Problem statement ▸
In the material below, identify each line bearing the word "rays". Reproduce those lines.
____________________
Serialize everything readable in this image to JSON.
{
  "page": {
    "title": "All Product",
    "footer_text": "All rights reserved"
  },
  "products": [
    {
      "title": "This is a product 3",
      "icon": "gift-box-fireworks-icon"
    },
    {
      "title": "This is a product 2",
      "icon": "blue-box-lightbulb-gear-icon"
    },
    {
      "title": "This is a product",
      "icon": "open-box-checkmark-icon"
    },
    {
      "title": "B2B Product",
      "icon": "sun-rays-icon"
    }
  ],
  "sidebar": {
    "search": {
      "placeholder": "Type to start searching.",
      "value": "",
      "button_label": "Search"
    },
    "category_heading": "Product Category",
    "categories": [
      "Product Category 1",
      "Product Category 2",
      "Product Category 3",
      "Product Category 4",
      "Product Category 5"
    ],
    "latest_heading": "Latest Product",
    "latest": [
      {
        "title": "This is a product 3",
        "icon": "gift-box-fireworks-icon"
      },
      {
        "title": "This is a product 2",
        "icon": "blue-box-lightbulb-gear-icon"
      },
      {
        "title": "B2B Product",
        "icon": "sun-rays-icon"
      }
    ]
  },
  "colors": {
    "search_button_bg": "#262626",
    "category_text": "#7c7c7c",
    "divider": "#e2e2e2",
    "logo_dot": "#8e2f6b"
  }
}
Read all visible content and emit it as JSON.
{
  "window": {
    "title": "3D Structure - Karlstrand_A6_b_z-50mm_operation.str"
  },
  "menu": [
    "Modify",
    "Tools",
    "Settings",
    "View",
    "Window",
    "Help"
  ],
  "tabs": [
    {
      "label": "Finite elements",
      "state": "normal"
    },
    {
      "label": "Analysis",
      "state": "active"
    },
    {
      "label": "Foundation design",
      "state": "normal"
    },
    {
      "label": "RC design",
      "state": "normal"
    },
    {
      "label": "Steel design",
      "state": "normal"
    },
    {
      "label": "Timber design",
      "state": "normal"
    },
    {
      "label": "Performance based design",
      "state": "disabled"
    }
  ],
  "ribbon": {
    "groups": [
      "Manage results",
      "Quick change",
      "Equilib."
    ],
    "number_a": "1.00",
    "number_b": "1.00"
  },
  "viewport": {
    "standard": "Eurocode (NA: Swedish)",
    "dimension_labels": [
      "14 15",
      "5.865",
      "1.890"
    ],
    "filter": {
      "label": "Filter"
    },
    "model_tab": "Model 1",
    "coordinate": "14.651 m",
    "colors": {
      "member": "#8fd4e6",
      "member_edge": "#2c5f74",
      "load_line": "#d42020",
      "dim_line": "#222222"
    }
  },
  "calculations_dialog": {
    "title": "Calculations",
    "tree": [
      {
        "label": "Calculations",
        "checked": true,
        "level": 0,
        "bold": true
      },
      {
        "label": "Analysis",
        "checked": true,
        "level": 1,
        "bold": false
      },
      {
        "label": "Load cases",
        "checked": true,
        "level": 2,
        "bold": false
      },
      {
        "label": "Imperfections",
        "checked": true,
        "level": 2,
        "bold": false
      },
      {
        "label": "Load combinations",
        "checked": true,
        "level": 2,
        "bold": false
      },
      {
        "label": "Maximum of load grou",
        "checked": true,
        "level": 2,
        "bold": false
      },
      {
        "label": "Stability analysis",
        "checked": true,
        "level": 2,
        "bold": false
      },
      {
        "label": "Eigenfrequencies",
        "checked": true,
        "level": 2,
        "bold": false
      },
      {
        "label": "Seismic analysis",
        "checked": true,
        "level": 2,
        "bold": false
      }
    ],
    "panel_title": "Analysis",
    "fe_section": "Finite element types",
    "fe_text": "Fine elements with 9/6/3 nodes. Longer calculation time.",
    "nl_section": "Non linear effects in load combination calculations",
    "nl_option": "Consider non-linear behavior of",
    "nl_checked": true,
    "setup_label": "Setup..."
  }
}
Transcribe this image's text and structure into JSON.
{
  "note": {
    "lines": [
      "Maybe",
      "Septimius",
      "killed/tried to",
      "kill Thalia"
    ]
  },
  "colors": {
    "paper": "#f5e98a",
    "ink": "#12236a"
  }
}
____________________
Response below ▸
      "icon": "sun-rays-icon"
        "icon": "sun-rays-icon"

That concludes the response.